[start of EXERCISE INPUT]

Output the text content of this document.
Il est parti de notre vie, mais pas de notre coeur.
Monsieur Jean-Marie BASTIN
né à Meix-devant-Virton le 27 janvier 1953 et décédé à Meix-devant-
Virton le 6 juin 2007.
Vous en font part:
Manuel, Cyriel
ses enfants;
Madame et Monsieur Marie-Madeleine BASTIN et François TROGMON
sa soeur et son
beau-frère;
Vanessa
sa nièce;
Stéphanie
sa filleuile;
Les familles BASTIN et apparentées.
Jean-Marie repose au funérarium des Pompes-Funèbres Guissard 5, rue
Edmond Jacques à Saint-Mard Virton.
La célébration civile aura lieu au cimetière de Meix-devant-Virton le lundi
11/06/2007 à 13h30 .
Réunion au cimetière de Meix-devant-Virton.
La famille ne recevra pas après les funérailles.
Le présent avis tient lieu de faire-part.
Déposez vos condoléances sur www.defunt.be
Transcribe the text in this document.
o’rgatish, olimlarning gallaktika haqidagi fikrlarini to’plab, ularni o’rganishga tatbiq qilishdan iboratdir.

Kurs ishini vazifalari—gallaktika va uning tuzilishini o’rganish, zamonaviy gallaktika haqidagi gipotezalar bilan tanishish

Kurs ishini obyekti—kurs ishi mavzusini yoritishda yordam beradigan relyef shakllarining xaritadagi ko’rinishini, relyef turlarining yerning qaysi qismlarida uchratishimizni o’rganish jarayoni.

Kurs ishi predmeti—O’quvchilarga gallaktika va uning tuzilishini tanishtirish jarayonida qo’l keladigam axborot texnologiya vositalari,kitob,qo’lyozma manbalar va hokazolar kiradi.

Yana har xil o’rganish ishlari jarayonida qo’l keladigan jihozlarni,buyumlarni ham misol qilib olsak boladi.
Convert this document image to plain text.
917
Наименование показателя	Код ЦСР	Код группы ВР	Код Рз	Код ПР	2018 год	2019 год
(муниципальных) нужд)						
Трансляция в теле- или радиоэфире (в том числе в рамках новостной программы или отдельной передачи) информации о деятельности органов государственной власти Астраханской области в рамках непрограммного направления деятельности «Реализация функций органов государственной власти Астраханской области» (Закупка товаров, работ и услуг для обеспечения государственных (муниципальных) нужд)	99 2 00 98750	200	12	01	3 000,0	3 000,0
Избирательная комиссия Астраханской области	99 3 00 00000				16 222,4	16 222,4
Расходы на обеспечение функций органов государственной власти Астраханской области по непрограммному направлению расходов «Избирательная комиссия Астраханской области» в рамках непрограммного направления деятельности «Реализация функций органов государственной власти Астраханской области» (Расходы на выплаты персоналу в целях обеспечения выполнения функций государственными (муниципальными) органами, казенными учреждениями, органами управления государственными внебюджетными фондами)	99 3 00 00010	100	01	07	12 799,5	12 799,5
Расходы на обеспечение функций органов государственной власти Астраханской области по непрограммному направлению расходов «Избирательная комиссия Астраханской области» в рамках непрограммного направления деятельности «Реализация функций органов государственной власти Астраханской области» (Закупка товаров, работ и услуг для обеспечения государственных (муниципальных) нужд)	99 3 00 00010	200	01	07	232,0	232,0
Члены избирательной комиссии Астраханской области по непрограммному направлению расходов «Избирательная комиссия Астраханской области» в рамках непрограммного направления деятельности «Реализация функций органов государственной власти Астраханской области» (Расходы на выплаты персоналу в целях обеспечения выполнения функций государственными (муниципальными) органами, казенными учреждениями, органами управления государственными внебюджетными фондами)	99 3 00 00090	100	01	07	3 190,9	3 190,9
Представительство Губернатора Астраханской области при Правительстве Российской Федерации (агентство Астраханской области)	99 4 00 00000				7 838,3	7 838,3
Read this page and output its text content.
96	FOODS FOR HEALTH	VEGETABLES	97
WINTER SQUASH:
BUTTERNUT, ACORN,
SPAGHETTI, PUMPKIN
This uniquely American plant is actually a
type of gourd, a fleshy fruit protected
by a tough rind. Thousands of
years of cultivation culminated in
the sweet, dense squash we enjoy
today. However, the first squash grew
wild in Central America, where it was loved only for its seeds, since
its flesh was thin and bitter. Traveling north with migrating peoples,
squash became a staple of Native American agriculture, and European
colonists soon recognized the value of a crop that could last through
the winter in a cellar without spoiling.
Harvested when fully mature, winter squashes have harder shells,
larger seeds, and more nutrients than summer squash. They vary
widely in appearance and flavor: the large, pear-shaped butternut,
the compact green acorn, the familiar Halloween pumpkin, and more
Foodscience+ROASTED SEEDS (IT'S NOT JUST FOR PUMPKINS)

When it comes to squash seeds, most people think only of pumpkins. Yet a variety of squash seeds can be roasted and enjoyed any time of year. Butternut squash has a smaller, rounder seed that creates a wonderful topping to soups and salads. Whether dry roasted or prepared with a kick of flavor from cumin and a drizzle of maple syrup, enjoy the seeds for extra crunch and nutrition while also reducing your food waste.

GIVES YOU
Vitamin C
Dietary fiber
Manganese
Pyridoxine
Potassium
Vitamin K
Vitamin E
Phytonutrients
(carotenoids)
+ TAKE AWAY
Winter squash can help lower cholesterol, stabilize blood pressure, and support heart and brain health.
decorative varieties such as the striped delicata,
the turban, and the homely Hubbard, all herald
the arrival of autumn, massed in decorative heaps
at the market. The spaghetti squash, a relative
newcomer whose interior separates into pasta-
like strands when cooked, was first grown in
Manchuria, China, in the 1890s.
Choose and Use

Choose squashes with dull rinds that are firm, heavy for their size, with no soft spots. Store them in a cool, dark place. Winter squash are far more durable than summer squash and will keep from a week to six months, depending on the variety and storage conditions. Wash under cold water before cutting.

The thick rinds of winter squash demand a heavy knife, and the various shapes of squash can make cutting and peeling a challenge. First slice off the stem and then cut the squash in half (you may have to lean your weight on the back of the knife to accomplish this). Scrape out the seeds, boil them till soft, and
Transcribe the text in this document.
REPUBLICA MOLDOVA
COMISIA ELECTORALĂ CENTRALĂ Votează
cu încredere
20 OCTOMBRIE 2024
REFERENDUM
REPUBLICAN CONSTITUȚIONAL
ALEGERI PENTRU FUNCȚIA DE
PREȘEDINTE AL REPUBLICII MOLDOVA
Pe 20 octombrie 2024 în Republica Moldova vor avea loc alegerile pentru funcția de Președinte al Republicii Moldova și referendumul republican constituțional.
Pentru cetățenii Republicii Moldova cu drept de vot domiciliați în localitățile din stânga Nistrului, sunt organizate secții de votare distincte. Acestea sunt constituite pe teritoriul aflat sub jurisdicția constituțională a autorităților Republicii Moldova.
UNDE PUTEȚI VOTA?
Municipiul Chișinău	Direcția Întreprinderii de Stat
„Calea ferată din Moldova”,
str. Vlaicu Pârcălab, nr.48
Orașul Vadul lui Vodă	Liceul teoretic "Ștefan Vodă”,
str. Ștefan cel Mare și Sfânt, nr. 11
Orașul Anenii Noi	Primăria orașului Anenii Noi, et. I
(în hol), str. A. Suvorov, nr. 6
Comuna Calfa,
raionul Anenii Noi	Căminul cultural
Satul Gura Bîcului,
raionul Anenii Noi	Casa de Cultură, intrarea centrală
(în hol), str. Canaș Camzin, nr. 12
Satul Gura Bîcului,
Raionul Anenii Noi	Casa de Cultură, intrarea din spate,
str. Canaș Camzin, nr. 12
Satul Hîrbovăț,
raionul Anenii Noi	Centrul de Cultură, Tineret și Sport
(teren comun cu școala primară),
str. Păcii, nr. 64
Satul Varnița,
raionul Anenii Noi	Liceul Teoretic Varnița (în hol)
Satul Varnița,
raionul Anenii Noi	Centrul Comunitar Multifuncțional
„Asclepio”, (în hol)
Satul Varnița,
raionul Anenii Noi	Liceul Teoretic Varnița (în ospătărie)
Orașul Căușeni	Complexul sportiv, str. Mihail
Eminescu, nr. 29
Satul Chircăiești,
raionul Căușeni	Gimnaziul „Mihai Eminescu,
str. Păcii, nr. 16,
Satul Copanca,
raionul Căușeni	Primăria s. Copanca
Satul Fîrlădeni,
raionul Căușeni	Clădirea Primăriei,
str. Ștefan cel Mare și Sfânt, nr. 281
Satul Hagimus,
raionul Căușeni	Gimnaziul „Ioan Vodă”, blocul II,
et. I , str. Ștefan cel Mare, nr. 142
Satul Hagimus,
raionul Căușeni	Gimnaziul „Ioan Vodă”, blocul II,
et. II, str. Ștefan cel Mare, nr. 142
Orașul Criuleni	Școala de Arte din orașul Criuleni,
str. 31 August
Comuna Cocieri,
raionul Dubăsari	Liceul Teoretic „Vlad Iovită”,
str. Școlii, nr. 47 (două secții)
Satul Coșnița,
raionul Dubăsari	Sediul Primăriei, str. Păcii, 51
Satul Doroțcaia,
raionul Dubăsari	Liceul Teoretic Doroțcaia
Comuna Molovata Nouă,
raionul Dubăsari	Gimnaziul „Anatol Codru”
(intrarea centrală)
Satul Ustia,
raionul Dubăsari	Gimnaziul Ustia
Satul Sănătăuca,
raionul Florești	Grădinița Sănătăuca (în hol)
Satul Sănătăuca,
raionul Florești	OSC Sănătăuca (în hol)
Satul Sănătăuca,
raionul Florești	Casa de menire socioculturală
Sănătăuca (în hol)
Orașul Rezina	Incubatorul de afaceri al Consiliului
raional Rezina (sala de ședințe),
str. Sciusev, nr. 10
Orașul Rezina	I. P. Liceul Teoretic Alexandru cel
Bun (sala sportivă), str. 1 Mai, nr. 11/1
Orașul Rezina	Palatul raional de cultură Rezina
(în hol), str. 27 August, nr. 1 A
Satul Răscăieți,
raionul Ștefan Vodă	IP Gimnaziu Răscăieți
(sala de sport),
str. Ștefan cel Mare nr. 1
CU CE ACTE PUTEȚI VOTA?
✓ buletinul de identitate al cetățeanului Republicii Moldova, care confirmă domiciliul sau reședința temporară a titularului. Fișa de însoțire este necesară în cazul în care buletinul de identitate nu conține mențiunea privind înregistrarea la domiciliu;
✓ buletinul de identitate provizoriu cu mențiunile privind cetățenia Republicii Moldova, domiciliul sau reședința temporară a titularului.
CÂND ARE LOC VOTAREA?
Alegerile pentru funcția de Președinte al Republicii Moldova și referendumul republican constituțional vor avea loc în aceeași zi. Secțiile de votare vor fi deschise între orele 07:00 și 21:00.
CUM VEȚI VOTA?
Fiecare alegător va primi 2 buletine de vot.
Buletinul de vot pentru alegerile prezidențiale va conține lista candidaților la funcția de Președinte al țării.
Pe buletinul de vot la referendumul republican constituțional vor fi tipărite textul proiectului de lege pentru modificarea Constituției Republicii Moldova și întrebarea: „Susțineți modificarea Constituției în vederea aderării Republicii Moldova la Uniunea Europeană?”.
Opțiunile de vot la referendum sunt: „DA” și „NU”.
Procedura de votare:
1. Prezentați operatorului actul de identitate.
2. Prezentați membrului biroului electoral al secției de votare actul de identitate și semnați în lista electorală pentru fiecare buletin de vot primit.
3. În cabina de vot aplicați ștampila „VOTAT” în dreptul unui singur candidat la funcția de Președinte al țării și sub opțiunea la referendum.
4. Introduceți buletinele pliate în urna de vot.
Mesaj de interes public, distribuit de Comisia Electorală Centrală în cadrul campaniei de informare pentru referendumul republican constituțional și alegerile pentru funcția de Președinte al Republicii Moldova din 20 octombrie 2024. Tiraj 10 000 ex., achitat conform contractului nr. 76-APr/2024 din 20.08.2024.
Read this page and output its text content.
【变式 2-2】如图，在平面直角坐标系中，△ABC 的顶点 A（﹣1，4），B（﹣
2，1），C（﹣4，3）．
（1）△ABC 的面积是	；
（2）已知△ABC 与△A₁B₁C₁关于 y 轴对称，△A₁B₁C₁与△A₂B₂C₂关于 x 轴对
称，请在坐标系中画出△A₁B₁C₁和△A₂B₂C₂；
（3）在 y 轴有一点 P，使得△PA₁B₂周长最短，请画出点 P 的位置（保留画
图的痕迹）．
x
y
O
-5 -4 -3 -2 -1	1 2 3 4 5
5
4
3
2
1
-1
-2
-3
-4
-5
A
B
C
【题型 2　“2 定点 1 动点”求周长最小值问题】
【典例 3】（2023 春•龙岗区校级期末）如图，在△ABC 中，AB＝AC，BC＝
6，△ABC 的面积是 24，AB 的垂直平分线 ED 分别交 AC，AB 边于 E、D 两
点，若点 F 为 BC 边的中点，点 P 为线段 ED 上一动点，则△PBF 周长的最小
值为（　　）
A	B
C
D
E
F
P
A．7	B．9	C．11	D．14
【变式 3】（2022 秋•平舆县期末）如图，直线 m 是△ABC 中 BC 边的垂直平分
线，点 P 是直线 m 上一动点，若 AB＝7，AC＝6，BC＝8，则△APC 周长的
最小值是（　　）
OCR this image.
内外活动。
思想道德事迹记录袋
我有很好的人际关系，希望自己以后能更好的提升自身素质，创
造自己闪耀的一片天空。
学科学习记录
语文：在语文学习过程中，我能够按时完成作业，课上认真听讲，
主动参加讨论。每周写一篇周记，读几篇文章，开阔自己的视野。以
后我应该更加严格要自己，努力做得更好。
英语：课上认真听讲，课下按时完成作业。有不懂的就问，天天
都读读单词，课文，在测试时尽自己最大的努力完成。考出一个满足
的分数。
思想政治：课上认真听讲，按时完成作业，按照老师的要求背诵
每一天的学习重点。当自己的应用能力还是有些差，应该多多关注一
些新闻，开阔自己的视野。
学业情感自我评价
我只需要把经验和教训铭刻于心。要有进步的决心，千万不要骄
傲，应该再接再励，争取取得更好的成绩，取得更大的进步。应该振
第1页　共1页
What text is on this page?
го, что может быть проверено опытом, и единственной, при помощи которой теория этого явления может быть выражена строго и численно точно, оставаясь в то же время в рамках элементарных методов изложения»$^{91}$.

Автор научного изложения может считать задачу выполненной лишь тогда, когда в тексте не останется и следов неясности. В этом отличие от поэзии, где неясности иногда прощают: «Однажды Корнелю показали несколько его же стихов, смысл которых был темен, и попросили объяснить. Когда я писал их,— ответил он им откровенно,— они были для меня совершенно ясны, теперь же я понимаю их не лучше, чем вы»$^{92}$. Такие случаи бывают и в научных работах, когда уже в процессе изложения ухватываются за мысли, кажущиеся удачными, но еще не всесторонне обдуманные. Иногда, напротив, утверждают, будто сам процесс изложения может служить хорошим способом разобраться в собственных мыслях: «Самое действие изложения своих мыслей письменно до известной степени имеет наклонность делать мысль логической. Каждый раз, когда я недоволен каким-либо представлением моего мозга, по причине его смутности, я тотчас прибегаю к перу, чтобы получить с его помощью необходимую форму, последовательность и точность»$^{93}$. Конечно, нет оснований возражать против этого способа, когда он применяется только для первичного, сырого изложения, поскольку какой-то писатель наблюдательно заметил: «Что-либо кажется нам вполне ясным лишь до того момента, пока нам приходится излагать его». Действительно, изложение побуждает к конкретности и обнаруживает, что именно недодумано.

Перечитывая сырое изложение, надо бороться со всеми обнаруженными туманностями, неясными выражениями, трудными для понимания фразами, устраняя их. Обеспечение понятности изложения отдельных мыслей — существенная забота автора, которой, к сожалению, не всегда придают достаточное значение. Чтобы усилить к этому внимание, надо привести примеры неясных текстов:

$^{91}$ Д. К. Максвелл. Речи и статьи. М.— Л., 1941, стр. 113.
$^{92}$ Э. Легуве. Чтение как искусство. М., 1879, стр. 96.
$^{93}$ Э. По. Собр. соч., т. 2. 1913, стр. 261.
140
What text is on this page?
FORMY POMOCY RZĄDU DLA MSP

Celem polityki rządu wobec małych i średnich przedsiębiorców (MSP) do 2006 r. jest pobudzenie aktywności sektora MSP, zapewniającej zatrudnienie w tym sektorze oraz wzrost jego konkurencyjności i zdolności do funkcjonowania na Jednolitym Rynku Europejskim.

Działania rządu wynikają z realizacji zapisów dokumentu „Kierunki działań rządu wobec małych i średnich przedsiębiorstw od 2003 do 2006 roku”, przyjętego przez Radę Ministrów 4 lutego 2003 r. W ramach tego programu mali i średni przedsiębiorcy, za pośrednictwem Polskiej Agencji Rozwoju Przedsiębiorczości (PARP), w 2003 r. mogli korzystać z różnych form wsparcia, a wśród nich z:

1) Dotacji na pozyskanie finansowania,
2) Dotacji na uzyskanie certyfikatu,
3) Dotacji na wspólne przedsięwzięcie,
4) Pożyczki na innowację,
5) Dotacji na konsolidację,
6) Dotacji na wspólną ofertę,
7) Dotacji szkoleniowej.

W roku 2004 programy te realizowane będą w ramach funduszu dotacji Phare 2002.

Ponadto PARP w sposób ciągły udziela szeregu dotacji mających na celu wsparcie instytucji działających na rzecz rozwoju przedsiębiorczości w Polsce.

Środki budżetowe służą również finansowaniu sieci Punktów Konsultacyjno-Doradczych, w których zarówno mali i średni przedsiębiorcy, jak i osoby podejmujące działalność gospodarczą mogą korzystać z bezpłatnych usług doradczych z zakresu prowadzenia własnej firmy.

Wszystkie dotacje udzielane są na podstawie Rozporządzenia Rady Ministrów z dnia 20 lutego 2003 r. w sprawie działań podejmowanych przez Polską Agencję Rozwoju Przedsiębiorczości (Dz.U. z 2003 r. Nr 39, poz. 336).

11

[end of EXERCISE INPUT]

[GIVEN PROBLEM] Identify the lines of the data that contain the word "Răscăieți". Copy each of them.

[THE RESULT]
Satul Răscăieți,
raionul Ștefan Vodă	IP Gimnaziu Răscăieți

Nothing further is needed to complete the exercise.